| Work to do |
Search the data for the word "HCOB" and copy every line that contains it.
- - - - -
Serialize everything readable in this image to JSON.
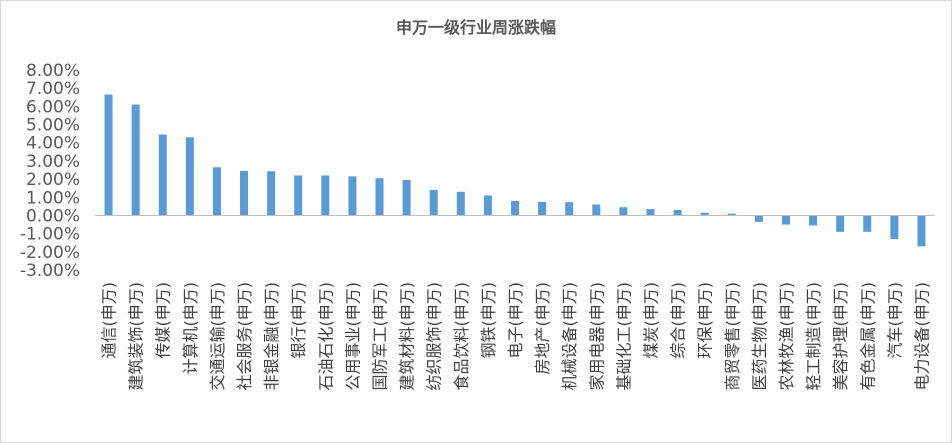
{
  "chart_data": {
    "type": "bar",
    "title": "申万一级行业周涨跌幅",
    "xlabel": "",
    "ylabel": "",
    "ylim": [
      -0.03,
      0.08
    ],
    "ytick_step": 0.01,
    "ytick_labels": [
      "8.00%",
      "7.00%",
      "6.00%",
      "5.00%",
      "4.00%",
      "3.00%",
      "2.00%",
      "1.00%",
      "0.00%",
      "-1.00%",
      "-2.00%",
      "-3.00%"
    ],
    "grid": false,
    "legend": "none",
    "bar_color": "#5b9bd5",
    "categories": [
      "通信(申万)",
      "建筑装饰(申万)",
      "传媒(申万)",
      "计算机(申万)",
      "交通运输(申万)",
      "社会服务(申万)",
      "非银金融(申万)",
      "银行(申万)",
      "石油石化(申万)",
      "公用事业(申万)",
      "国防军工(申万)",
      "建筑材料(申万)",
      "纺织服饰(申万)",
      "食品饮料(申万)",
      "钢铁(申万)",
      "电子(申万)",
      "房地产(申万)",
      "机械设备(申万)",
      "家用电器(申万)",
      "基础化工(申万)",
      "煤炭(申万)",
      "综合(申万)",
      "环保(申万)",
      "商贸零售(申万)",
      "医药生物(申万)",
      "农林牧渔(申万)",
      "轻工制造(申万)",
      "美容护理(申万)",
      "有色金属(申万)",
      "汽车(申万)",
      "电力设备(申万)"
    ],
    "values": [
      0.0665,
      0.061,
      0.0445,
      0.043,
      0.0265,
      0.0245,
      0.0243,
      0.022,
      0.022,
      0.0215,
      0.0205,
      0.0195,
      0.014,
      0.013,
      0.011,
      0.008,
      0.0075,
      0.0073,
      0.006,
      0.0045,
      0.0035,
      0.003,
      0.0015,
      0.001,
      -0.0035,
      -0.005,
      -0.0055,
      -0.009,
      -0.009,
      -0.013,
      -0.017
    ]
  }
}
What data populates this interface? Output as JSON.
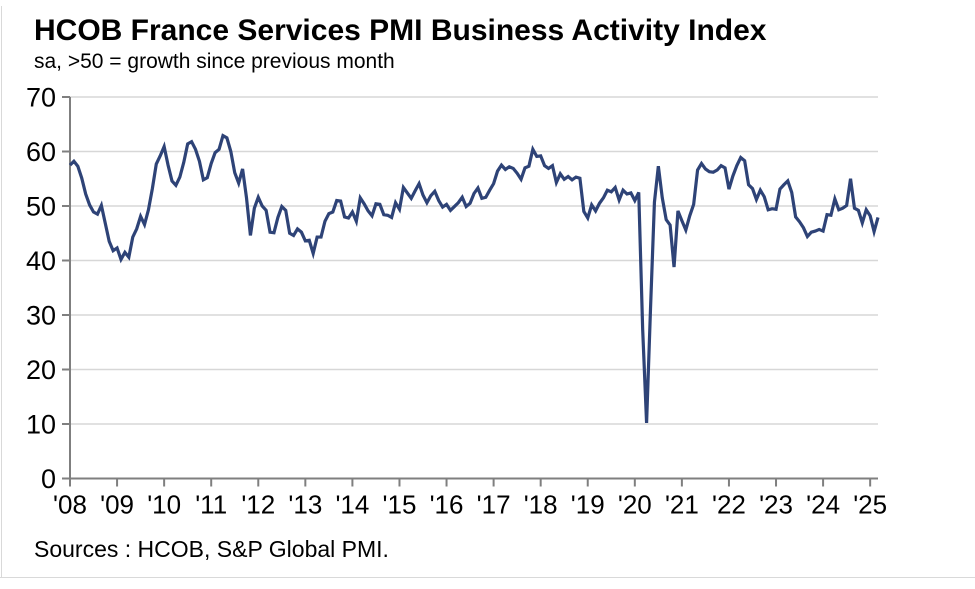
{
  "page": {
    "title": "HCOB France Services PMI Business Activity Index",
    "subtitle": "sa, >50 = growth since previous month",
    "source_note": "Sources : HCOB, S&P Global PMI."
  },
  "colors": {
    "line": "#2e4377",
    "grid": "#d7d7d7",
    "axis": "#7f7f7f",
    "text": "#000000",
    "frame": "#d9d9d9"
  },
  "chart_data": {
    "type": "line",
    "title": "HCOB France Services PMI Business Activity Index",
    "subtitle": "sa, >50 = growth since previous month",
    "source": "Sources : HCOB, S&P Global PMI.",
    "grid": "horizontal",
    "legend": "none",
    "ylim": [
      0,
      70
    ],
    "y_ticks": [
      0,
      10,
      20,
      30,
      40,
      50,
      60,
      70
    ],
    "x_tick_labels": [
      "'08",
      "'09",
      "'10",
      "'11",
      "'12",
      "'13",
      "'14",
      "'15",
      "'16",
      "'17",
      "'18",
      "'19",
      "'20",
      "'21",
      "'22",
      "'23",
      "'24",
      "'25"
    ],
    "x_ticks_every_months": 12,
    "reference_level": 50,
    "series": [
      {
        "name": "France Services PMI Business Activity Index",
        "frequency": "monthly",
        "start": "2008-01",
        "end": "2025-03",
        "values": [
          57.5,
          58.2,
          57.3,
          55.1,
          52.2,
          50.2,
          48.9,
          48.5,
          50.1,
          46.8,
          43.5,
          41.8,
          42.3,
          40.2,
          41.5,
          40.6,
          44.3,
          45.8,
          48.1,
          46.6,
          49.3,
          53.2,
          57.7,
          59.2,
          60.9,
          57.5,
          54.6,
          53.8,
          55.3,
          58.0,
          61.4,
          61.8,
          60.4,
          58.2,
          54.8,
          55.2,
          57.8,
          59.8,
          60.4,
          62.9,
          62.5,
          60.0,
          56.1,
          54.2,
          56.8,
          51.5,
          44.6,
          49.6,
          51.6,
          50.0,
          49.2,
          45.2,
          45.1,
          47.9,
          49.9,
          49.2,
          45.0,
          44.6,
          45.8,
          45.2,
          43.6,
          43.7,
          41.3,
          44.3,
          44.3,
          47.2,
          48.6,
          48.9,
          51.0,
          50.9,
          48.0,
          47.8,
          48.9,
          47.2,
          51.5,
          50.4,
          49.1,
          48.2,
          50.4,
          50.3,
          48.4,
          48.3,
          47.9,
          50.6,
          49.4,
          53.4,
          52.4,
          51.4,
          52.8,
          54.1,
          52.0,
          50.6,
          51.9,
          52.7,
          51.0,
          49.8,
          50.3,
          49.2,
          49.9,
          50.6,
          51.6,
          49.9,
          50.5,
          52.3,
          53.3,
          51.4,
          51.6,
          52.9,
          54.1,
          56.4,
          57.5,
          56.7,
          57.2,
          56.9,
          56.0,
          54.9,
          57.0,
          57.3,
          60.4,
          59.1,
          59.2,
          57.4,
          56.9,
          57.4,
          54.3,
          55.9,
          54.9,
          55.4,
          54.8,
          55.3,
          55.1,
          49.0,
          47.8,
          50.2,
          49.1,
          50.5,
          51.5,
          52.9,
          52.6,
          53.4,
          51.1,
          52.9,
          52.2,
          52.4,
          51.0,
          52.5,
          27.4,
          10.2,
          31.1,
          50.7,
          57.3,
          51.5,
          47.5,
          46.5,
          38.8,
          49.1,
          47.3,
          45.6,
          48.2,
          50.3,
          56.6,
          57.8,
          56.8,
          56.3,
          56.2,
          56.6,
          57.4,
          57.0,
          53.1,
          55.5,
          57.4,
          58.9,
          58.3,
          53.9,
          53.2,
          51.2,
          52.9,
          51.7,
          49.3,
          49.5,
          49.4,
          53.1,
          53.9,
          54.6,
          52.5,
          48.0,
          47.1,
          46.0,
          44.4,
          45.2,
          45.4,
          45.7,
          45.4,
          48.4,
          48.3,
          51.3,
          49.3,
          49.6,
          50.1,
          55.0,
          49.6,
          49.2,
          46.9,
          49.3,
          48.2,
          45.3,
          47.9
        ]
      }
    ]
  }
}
- - - - -
| Task response |
    "title": "HCOB France Services PMI Business Activity Index",
    "source_note": "Sources : HCOB, S&P Global PMI."
    "title": "HCOB France Services PMI Business Activity Index",
    "source": "Sources : HCOB, S&P Global PMI.",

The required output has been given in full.